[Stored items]
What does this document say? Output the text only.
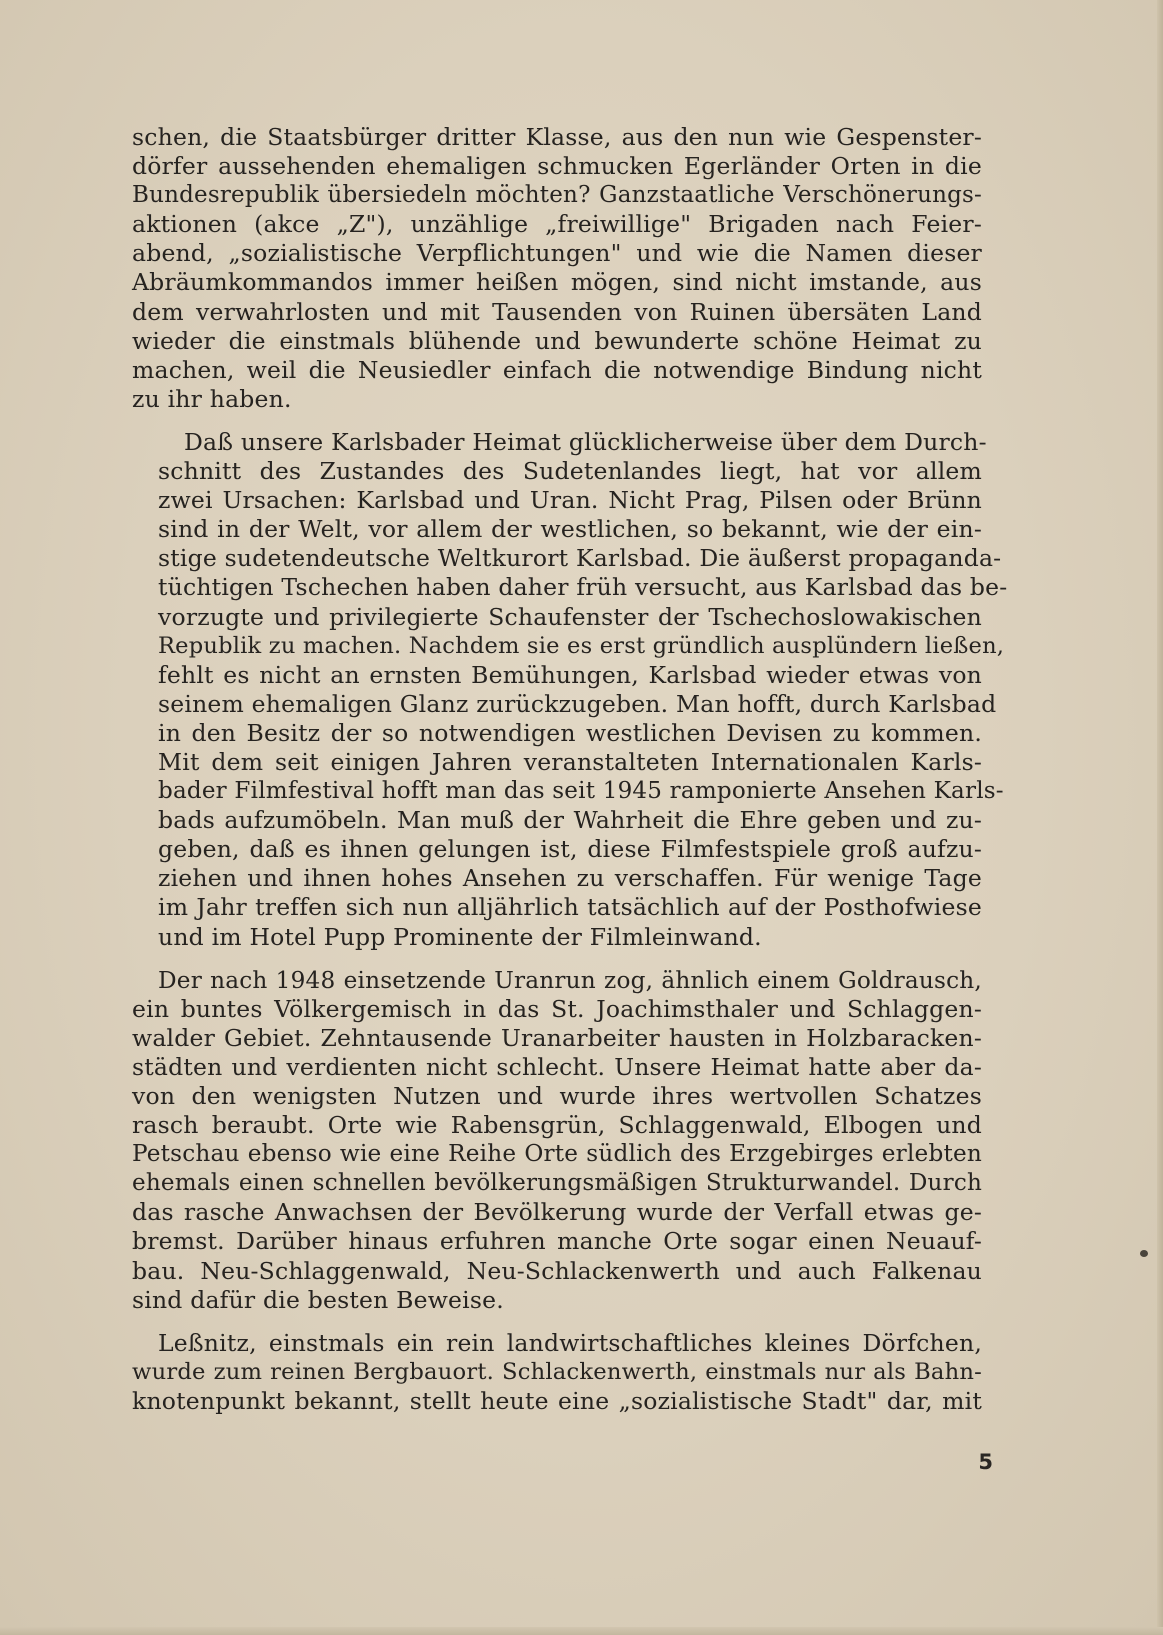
schen, die Staatsbürger dritter Klasse, aus den nun wie Gespenster-
dörfer aussehenden ehemaligen schmucken Egerländer Orten in die
Bundesrepublik übersiedeln möchten? Ganzstaatliche Verschönerungs-
aktionen (akce „Z"), unzählige „freiwillige" Brigaden nach Feier-
abend, „sozialistische Verpflichtungen" und wie die Namen dieser
Abräumkommandos immer heißen mögen, sind nicht imstande, aus
dem verwahrlosten und mit Tausenden von Ruinen übersäten Land
wieder die einstmals blühende und bewunderte schöne Heimat zu
machen, weil die Neusiedler einfach die notwendige Bindung nicht
zu ihr haben.

Daß unsere Karlsbader Heimat glücklicherweise über dem Durch-
schnitt des Zustandes des Sudetenlandes liegt, hat vor allem
zwei Ursachen: Karlsbad und Uran. Nicht Prag, Pilsen oder Brünn
sind in der Welt, vor allem der westlichen, so bekannt, wie der ein-
stige sudetendeutsche Weltkurort Karlsbad. Die äußerst propaganda-
tüchtigen Tschechen haben daher früh versucht, aus Karlsbad das be-
vorzugte und privilegierte Schaufenster der Tschechoslowakischen
Republik zu machen. Nachdem sie es erst gründlich ausplündern ließen,
fehlt es nicht an ernsten Bemühungen, Karlsbad wieder etwas von
seinem ehemaligen Glanz zurückzugeben. Man hofft, durch Karlsbad
in den Besitz der so notwendigen westlichen Devisen zu kommen.
Mit dem seit einigen Jahren veranstalteten Internationalen Karls-
bader Filmfestival hofft man das seit 1945 ramponierte Ansehen Karls-
bads aufzumöbeln. Man muß der Wahrheit die Ehre geben und zu-
geben, daß es ihnen gelungen ist, diese Filmfestspiele groß aufzu-
ziehen und ihnen hohes Ansehen zu verschaffen. Für wenige Tage
im Jahr treffen sich nun alljährlich tatsächlich auf der Posthofwiese
und im Hotel Pupp Prominente der Filmleinwand.

Der nach 1948 einsetzende Uranrun zog, ähnlich einem Goldrausch,
ein buntes Völkergemisch in das St. Joachimsthaler und Schlaggen-
walder Gebiet. Zehntausende Uranarbeiter hausten in Holzbaracken-
städten und verdienten nicht schlecht. Unsere Heimat hatte aber da-
von den wenigsten Nutzen und wurde ihres wertvollen Schatzes
rasch beraubt. Orte wie Rabensgrün, Schlaggenwald, Elbogen und
Petschau ebenso wie eine Reihe Orte südlich des Erzgebirges erlebten
ehemals einen schnellen bevölkerungsmäßigen Strukturwandel. Durch
das rasche Anwachsen der Bevölkerung wurde der Verfall etwas ge-
bremst. Darüber hinaus erfuhren manche Orte sogar einen Neuauf-
bau. Neu-Schlaggenwald, Neu-Schlackenwerth und auch Falkenau
sind dafür die besten Beweise.

Leßnitz, einstmals ein rein landwirtschaftliches kleines Dörfchen,
wurde zum reinen Bergbauort. Schlackenwerth, einstmals nur als Bahn-
knotenpunkt bekannt, stellt heute eine „sozialistische Stadt" dar, mit

5
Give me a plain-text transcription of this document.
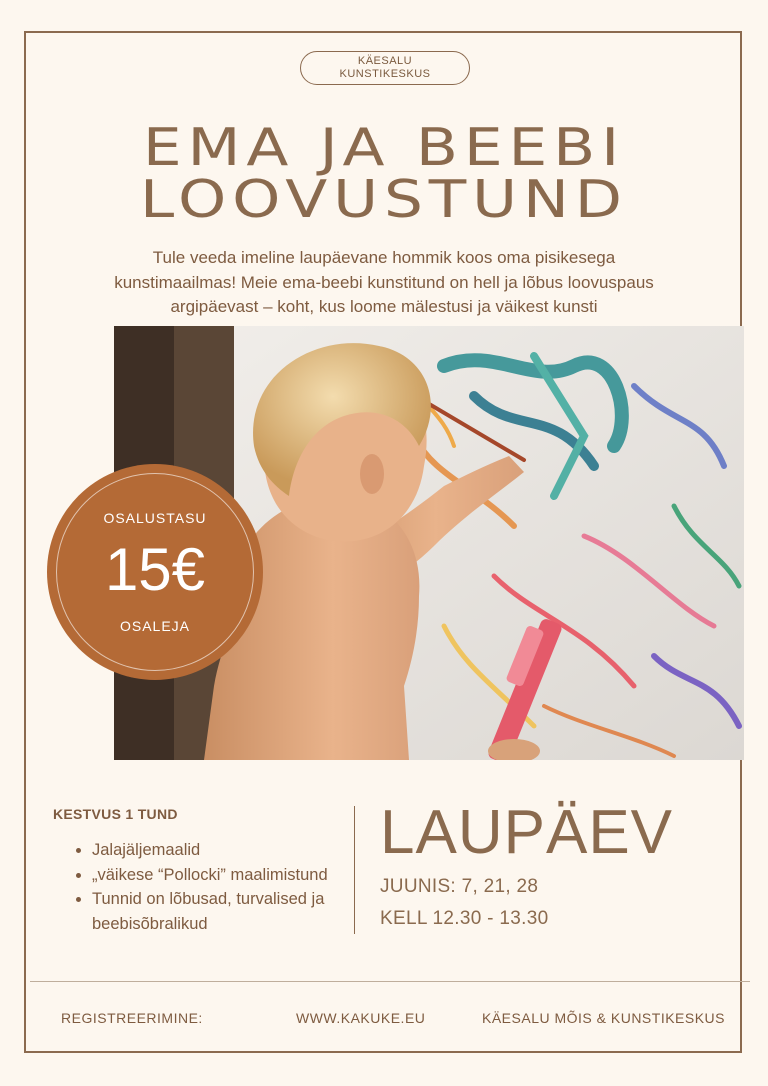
KÄESALU
KUNSTIKESKUS
EMA JA BEEBI
LOOVUSTUND
Tule veeda imeline laupäevane hommik koos oma pisikesega
kunstimaailmas! Meie ema-beebi kunstitund on hell ja lõbus loovuspaus
argipäevast – koht, kus loome mälestusi ja väikest kunsti
OSALUSTASU
15€
OSALEJA
KESTVUS 1 TUND
• Jalajäljemaalid
• „väikese “Pollocki” maalimistund
• Tunnid on lõbusad, turvalised ja beebisõbralikud
LAUPÄEV
JUUNIS: 7, 21, 28
KELL 12.30 - 13.30
REGISTREERIMINE:	WWW.KAKUKE.EU	KÄESALU MÕIS & KUNSTIKESKUS
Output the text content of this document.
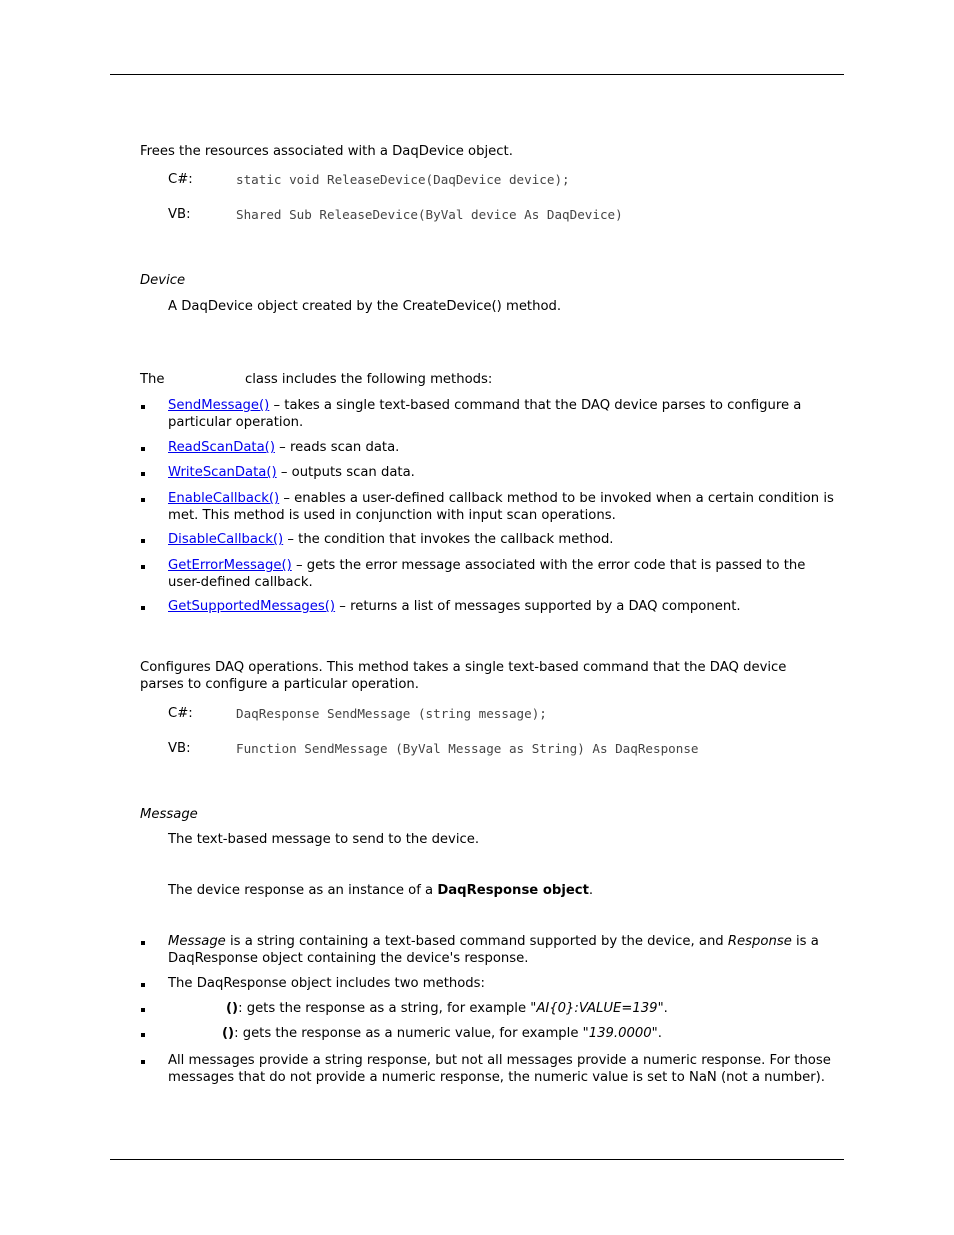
Frees the resources associated with a DaqDevice object.
C#:	static void ReleaseDevice(DaqDevice device);
VB:	Shared Sub ReleaseDevice(ByVal device As DaqDevice)
Device
A DaqDevice object created by the CreateDevice() method.
The	class includes the following methods:
SendMessage() – takes a single text-based command that the DAQ device parses to configure a particular operation.
ReadScanData() – reads scan data.
WriteScanData() – outputs scan data.
EnableCallback() – enables a user-defined callback method to be invoked when a certain condition is met. This method is used in conjunction with input scan operations.
DisableCallback() – the condition that invokes the callback method.
GetErrorMessage() – gets the error message associated with the error code that is passed to the user-defined callback.
GetSupportedMessages() – returns a list of messages supported by a DAQ component.
Configures DAQ operations. This method takes a single text-based command that the DAQ device parses to configure a particular operation.
C#:	DaqResponse SendMessage (string message);
VB:	Function SendMessage (ByVal Message as String) As DaqResponse
Message
The text-based message to send to the device.
The device response as an instance of a DaqResponse object.
Message is a string containing a text-based command supported by the device, and Response is a DaqResponse object containing the device's response.
The DaqResponse object includes two methods:
(): gets the response as a string, for example "AI{0}:VALUE=139".
(): gets the response as a numeric value, for example "139.0000".
All messages provide a string response, but not all messages provide a numeric response. For those messages that do not provide a numeric response, the numeric value is set to NaN (not a number).
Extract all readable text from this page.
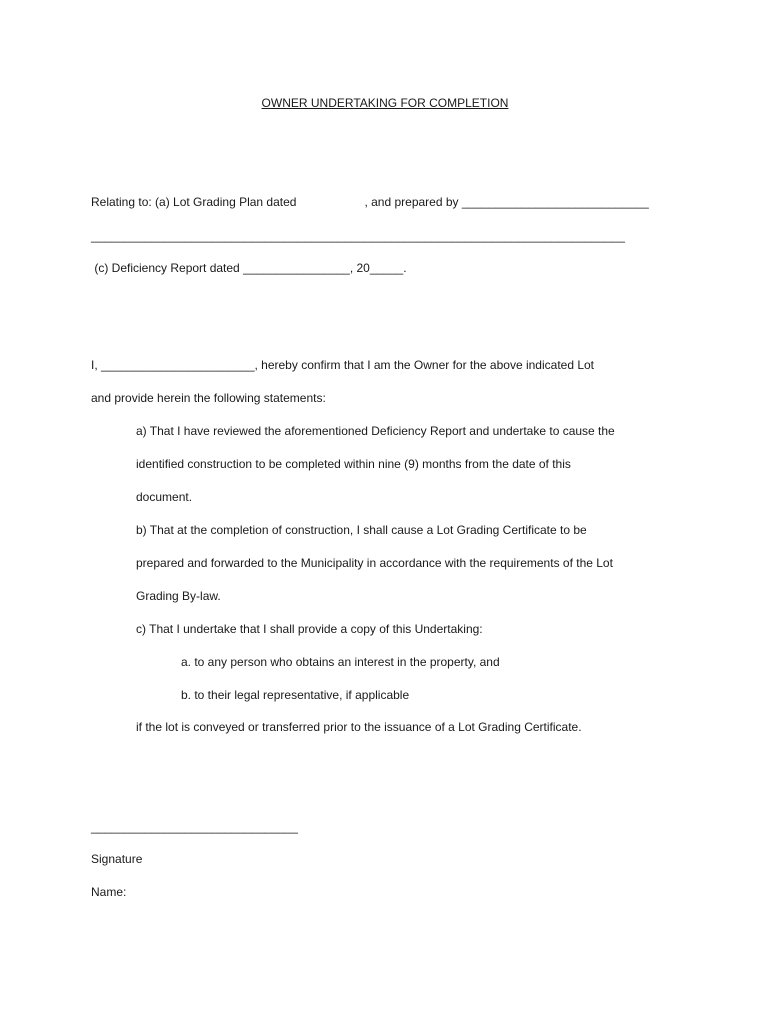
OWNER UNDERTAKING FOR COMPLETION
Relating to: (a) Lot Grading Plan dated	, and prepared by ____________________________
________________________________________________________________________________
(c) Deficiency Report dated ________________, 20_____.
I, _______________________, hereby confirm that I am the Owner for the above indicated Lot
and provide herein the following statements:
a) That I have reviewed the aforementioned Deficiency Report and undertake to cause the
identified construction to be completed within nine (9) months from the date of this
document.
b) That at the completion of construction, I shall cause a Lot Grading Certificate to be
prepared and forwarded to the Municipality in accordance with the requirements of the Lot
Grading By-law.
c) That I undertake that I shall provide a copy of this Undertaking:
a. to any person who obtains an interest in the property, and
b. to their legal representative, if applicable
if the lot is conveyed or transferred prior to the issuance of a Lot Grading Certificate.
_______________________________
Signature
Name:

» **WHAT THIS TASK INVOLVES**
Omit all pictures while transcribing the entries verbatim.

» **WRITTEN SOLUTION**
What does this document say? Output the text only.
schen, die Staatsbürger dritter Klasse, aus den nun wie Gespenster-
dörfer aussehenden ehemaligen schmucken Egerländer Orten in die
Bundesrepublik übersiedeln möchten? Ganzstaatliche Verschönerungs-
aktionen (akce „Z"), unzählige „freiwillige" Brigaden nach Feier-
abend, „sozialistische Verpflichtungen" und wie die Namen dieser
Abräumkommandos immer heißen mögen, sind nicht imstande, aus
dem verwahrlosten und mit Tausenden von Ruinen übersäten Land
wieder die einstmals blühende und bewunderte schöne Heimat zu
machen, weil die Neusiedler einfach die notwendige Bindung nicht
zu ihr haben.

Daß unsere Karlsbader Heimat glücklicherweise über dem Durch-
schnitt des Zustandes des Sudetenlandes liegt, hat vor allem
zwei Ursachen: Karlsbad und Uran. Nicht Prag, Pilsen oder Brünn
sind in der Welt, vor allem der westlichen, so bekannt, wie der ein-
stige sudetendeutsche Weltkurort Karlsbad. Die äußerst propaganda-
tüchtigen Tschechen haben daher früh versucht, aus Karlsbad das be-
vorzugte und privilegierte Schaufenster der Tschechoslowakischen
Republik zu machen. Nachdem sie es erst gründlich ausplündern ließen,
fehlt es nicht an ernsten Bemühungen, Karlsbad wieder etwas von
seinem ehemaligen Glanz zurückzugeben. Man hofft, durch Karlsbad
in den Besitz der so notwendigen westlichen Devisen zu kommen.
Mit dem seit einigen Jahren veranstalteten Internationalen Karls-
bader Filmfestival hofft man das seit 1945 ramponierte Ansehen Karls-
bads aufzumöbeln. Man muß der Wahrheit die Ehre geben und zu-
geben, daß es ihnen gelungen ist, diese Filmfestspiele groß aufzu-
ziehen und ihnen hohes Ansehen zu verschaffen. Für wenige Tage
im Jahr treffen sich nun alljährlich tatsächlich auf der Posthofwiese
und im Hotel Pupp Prominente der Filmleinwand.

Der nach 1948 einsetzende Uranrun zog, ähnlich einem Goldrausch,
ein buntes Völkergemisch in das St. Joachimsthaler und Schlaggen-
walder Gebiet. Zehntausende Uranarbeiter hausten in Holzbaracken-
städten und verdienten nicht schlecht. Unsere Heimat hatte aber da-
von den wenigsten Nutzen und wurde ihres wertvollen Schatzes
rasch beraubt. Orte wie Rabensgrün, Schlaggenwald, Elbogen und
Petschau ebenso wie eine Reihe Orte südlich des Erzgebirges erlebten
ehemals einen schnellen bevölkerungsmäßigen Strukturwandel. Durch
das rasche Anwachsen der Bevölkerung wurde der Verfall etwas ge-
bremst. Darüber hinaus erfuhren manche Orte sogar einen Neuauf-
bau. Neu-Schlaggenwald, Neu-Schlackenwerth und auch Falkenau
sind dafür die besten Beweise.

Leßnitz, einstmals ein rein landwirtschaftliches kleines Dörfchen,
wurde zum reinen Bergbauort. Schlackenwerth, einstmals nur als Bahn-
knotenpunkt bekannt, stellt heute eine „sozialistische Stadt" dar, mit

5
Give me a plain-text transcription of this document.
KÄESALU
KUNSTIKESKUS
EMA JA BEEBI
LOOVUSTUND
Tule veeda imeline laupäevane hommik koos oma pisikesega
kunstimaailmas! Meie ema-beebi kunstitund on hell ja lõbus loovuspaus
argipäevast – koht, kus loome mälestusi ja väikest kunsti
OSALUSTASU
15€
OSALEJA
KESTVUS 1 TUND
• Jalajäljemaalid
• „väikese “Pollocki” maalimistund
• Tunnid on lõbusad, turvalised ja beebisõbralikud
LAUPÄEV
JUUNIS: 7, 21, 28
KELL 12.30 - 13.30
REGISTREERIMINE:	WWW.KAKUKE.EU	KÄESALU MÕIS & KUNSTIKESKUS
Output the text content of this document.
Frees the resources associated with a DaqDevice object.
C#:	static void ReleaseDevice(DaqDevice device);
VB:	Shared Sub ReleaseDevice(ByVal device As DaqDevice)
Device
A DaqDevice object created by the CreateDevice() method.
The	class includes the following methods:
SendMessage() – takes a single text-based command that the DAQ device parses to configure a particular operation.
ReadScanData() – reads scan data.
WriteScanData() – outputs scan data.
EnableCallback() – enables a user-defined callback method to be invoked when a certain condition is met. This method is used in conjunction with input scan operations.
DisableCallback() – the condition that invokes the callback method.
GetErrorMessage() – gets the error message associated with the error code that is passed to the user-defined callback.
GetSupportedMessages() – returns a list of messages supported by a DAQ component.
Configures DAQ operations. This method takes a single text-based command that the DAQ device parses to configure a particular operation.
C#:	DaqResponse SendMessage (string message);
VB:	Function SendMessage (ByVal Message as String) As DaqResponse
Message
The text-based message to send to the device.
The device response as an instance of a DaqResponse object.
Message is a string containing a text-based command supported by the device, and Response is a DaqResponse object containing the device's response.
The DaqResponse object includes two methods:
(): gets the response as a string, for example "AI{0}:VALUE=139".
(): gets the response as a numeric value, for example "139.0000".
All messages provide a string response, but not all messages provide a numeric response. For those messages that do not provide a numeric response, the numeric value is set to NaN (not a number).
Extract all readable text from this page.
OWNER UNDERTAKING FOR COMPLETION
Relating to: (a) Lot Grading Plan dated	, and prepared by ____________________________
________________________________________________________________________________
(c) Deficiency Report dated ________________, 20_____.
I, _______________________, hereby confirm that I am the Owner for the above indicated Lot
and provide herein the following statements:
a) That I have reviewed the aforementioned Deficiency Report and undertake to cause the
identified construction to be completed within nine (9) months from the date of this
document.
b) That at the completion of construction, I shall cause a Lot Grading Certificate to be
prepared and forwarded to the Municipality in accordance with the requirements of the Lot
Grading By-law.
c) That I undertake that I shall provide a copy of this Undertaking:
a. to any person who obtains an interest in the property, and
b. to their legal representative, if applicable
if the lot is conveyed or transferred prior to the issuance of a Lot Grading Certificate.
_______________________________
Signature
Name:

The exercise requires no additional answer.